* begin MATERIAL PROVIDED *
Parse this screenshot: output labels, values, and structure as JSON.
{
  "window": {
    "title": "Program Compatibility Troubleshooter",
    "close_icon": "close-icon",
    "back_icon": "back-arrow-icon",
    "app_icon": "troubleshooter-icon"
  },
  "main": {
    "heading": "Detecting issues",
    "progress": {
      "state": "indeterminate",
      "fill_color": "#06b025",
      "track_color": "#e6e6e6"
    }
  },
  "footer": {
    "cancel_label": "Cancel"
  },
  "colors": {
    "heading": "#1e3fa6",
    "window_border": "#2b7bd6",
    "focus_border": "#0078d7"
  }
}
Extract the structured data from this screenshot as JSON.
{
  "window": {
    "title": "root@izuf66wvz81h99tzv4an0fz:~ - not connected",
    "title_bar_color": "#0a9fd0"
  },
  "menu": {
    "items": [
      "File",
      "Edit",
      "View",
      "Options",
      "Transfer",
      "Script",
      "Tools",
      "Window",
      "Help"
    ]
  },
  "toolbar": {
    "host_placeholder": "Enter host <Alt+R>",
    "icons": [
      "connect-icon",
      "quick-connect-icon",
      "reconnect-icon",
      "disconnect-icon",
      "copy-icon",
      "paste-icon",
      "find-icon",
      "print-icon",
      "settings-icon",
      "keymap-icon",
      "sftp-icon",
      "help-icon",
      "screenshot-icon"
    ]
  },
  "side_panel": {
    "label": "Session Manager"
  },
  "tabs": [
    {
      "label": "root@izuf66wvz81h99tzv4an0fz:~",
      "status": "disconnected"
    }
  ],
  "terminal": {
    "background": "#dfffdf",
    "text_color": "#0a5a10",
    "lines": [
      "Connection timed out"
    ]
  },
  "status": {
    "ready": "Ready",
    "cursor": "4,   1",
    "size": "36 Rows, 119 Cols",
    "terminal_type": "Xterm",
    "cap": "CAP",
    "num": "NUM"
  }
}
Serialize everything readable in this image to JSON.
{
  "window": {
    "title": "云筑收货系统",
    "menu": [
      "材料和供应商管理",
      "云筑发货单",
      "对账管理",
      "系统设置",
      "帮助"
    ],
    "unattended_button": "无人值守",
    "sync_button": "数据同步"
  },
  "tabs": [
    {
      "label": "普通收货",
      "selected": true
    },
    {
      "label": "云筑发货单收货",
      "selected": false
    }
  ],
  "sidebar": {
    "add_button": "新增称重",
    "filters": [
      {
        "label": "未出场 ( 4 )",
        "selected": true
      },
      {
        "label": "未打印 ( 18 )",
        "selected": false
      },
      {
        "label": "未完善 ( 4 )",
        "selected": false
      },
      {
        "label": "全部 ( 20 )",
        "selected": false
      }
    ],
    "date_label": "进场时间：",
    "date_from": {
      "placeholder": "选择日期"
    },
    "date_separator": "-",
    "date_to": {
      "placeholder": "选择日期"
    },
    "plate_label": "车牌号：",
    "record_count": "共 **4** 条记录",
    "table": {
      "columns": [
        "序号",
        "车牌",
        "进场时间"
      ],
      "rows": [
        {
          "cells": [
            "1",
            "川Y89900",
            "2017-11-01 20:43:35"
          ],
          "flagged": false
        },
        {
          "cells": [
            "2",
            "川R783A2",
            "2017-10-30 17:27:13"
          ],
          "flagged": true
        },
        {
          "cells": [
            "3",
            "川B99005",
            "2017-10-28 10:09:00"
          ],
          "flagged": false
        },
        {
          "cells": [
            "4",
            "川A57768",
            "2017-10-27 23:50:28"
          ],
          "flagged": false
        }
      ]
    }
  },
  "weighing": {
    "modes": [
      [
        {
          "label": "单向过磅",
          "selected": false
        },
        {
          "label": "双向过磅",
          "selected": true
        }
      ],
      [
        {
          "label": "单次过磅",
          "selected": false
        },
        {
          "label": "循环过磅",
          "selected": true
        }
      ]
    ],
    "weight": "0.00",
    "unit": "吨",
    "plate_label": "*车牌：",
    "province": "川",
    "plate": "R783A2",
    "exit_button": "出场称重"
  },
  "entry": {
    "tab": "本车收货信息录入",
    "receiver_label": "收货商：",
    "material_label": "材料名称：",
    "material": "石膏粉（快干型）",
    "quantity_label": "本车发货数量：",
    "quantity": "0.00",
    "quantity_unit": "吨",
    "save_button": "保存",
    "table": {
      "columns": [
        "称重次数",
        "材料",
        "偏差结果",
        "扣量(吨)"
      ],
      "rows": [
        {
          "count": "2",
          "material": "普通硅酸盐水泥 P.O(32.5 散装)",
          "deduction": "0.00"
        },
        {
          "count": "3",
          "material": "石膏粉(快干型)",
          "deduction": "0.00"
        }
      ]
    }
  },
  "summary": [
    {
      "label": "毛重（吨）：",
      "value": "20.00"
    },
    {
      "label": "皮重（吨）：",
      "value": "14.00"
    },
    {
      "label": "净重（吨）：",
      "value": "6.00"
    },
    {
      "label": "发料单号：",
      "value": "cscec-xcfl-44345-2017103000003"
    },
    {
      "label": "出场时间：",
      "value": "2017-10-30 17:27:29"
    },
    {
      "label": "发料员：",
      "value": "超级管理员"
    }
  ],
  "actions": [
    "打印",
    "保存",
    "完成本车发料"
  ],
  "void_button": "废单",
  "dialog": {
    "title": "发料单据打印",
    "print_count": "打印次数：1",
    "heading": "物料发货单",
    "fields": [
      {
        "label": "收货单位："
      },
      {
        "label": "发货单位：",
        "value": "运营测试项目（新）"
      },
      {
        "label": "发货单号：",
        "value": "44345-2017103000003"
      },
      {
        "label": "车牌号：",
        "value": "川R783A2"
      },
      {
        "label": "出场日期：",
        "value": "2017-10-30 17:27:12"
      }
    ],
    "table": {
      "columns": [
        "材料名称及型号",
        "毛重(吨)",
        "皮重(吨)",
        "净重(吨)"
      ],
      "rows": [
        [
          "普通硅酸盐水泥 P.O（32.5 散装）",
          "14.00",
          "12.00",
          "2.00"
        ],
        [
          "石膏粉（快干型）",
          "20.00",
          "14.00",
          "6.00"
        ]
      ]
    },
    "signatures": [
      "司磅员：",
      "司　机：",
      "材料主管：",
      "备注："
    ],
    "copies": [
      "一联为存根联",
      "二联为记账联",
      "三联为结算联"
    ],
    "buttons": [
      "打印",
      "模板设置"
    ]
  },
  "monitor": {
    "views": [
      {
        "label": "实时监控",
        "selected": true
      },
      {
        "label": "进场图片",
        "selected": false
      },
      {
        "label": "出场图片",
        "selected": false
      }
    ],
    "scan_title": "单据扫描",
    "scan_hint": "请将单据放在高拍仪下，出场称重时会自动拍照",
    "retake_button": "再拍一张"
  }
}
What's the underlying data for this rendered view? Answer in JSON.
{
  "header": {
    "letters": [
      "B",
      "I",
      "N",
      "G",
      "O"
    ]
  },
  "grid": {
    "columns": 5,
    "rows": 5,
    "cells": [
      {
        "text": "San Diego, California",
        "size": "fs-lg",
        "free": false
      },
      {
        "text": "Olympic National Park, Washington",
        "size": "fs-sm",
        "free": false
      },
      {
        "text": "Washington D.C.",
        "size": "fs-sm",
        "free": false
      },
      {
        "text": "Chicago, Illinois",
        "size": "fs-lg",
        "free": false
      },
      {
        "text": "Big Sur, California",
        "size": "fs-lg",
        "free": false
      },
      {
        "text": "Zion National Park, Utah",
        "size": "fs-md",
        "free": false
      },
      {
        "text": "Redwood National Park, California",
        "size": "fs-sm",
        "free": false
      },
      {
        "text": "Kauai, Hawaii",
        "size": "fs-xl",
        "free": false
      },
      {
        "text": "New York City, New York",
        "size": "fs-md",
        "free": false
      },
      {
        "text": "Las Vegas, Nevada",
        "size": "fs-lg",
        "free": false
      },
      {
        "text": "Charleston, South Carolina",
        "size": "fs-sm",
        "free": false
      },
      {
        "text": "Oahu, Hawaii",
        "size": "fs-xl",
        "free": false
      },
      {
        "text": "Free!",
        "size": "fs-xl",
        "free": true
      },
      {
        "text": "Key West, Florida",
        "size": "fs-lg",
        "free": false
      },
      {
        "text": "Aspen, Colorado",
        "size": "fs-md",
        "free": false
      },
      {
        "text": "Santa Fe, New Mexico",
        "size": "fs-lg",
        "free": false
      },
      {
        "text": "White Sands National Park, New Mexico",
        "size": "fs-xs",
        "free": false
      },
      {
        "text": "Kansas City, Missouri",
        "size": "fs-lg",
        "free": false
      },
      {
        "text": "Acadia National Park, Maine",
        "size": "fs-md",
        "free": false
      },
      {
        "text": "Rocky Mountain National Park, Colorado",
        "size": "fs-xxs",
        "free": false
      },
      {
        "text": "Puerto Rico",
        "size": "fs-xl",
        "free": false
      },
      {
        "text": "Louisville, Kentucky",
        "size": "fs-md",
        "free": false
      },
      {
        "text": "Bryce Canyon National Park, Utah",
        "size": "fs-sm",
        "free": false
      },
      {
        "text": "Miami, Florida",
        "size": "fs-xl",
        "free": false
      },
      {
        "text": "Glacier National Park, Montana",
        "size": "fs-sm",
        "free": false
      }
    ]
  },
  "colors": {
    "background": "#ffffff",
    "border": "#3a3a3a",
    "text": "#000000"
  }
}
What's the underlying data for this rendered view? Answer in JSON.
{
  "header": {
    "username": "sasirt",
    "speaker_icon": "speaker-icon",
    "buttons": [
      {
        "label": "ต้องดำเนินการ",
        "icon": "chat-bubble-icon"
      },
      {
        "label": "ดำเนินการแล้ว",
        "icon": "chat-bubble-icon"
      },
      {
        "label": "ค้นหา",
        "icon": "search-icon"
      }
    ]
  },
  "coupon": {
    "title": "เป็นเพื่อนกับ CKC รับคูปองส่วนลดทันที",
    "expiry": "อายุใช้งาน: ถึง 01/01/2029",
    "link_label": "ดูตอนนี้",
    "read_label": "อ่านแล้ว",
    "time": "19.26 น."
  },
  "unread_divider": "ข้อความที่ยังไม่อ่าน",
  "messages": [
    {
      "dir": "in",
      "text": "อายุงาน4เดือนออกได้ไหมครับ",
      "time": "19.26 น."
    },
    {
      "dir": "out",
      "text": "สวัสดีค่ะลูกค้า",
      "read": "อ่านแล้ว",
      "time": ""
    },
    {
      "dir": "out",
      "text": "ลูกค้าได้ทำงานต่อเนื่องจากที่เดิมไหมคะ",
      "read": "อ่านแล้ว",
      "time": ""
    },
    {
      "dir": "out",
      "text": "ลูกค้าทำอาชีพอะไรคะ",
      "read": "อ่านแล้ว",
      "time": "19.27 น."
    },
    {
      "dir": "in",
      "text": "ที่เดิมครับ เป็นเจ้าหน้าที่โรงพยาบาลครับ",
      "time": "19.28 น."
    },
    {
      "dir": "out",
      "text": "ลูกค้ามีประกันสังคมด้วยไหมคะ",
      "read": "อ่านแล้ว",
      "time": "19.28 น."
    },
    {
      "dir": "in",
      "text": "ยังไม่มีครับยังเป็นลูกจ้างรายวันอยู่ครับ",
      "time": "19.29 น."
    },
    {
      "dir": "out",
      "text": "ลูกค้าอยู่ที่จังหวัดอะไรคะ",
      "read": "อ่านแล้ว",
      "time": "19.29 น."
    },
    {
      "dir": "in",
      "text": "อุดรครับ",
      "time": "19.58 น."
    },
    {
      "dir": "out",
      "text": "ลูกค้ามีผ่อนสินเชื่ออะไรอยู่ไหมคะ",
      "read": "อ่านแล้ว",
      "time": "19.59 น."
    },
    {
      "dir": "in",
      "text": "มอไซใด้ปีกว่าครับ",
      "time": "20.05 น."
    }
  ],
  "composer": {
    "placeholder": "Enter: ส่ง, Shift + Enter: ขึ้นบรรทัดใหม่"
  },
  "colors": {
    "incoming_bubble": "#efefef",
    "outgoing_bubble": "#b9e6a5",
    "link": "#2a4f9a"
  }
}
* end MATERIAL PROVIDED *
> [WORK INSTRUCTIONS]: Search the listing for the word "Colorado". Copy every line in which it occurs.

> [WRITTEN RESPONSE]:
        "text": "Aspen, Colorado",
        "text": "Rocky Mountain National Park, Colorado",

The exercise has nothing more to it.